• _INSTRUCTIONS TO FOLLOW_
List all lines of the data containing the word "into".

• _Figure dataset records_
-=-=-

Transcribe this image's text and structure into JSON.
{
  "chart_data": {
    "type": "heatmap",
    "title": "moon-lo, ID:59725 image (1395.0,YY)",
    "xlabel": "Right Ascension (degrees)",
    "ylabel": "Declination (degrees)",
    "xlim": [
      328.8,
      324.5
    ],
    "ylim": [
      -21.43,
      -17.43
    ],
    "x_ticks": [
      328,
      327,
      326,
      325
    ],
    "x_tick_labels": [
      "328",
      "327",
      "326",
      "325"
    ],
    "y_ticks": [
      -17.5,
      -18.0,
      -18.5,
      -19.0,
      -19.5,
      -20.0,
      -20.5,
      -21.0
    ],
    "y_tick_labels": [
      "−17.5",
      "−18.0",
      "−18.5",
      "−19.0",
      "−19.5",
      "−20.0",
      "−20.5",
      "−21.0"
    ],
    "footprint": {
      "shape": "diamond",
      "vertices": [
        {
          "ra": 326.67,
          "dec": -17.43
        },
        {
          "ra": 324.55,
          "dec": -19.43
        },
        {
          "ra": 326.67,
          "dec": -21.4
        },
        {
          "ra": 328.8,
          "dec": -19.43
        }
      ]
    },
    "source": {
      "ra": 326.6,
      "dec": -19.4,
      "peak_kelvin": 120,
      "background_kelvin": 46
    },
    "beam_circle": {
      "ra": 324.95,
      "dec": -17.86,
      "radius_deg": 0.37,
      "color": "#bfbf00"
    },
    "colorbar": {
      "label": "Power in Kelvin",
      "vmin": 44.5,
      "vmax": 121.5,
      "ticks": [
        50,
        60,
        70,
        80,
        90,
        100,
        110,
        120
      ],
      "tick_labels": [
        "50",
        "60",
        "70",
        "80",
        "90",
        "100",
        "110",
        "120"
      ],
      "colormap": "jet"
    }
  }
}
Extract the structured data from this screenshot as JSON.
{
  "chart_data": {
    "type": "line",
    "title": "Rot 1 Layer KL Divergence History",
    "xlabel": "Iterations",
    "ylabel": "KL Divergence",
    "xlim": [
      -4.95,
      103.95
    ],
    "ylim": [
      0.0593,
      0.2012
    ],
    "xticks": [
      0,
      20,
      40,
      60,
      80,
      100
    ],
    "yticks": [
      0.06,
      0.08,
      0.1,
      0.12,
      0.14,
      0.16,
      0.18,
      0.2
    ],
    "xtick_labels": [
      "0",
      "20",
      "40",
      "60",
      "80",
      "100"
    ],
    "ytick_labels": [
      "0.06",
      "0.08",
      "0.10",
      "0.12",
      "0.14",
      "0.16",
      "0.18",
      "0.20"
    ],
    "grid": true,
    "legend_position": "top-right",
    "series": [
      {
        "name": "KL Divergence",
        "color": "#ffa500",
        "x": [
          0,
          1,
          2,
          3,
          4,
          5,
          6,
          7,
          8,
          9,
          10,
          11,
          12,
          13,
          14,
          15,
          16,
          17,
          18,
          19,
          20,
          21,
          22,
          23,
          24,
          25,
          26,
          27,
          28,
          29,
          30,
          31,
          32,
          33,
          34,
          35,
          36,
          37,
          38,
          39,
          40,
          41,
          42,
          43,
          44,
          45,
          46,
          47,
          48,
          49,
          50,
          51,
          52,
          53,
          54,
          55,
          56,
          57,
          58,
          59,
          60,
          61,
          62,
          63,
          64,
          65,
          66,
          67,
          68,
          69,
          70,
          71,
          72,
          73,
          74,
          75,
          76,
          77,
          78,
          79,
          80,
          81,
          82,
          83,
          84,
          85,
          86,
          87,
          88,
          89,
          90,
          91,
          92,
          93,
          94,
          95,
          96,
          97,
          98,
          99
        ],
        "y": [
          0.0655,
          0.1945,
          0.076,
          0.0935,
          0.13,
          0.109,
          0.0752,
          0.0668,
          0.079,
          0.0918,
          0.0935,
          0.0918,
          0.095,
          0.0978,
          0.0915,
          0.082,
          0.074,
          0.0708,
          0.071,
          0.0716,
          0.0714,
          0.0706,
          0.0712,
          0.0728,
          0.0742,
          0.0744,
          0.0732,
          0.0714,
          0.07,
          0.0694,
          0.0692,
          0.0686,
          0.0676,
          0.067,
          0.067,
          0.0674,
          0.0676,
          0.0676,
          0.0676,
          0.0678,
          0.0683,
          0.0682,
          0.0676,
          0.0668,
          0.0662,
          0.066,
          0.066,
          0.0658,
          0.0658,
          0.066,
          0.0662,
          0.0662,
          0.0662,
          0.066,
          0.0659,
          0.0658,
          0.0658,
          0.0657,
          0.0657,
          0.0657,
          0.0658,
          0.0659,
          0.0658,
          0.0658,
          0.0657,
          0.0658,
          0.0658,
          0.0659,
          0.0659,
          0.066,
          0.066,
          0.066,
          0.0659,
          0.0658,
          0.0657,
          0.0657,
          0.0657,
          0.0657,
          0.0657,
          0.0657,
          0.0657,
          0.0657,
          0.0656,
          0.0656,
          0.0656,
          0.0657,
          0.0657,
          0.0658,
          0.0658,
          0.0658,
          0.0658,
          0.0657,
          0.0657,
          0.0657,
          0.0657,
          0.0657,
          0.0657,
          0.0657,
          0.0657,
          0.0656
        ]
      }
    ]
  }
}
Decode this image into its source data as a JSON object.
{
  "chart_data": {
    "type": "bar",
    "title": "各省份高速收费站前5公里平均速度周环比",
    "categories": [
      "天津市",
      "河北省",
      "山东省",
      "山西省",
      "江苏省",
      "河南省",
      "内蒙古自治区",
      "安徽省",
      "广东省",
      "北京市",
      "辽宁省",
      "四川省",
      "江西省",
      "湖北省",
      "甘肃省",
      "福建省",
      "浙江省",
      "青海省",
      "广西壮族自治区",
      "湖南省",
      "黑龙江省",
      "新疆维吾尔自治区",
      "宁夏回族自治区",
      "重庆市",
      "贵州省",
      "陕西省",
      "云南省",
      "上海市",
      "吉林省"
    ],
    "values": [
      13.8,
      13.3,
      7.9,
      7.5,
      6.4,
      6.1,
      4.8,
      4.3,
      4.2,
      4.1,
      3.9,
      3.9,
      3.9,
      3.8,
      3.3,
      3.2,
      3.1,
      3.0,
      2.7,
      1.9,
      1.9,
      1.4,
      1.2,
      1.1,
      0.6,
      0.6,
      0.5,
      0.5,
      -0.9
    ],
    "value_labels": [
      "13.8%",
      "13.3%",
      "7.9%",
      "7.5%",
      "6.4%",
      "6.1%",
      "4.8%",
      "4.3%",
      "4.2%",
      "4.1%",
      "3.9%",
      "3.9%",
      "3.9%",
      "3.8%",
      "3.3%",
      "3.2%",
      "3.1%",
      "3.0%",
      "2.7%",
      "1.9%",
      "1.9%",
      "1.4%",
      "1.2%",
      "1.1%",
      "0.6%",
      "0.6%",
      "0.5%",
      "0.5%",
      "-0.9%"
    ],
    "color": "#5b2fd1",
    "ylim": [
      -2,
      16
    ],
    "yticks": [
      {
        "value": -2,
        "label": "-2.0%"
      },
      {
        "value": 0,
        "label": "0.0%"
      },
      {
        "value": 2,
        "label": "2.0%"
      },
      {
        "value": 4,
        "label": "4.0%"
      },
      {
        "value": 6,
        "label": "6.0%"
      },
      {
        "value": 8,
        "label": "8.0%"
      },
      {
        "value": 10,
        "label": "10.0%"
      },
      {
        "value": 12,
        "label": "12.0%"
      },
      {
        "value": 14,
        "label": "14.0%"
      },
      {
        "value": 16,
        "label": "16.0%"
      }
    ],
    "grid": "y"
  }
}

-=-=-

• _RESPONSE TO THE EXERCISE_
Transcribe this image's text and structure into JSON.
Decode this image into its source data as a JSON object.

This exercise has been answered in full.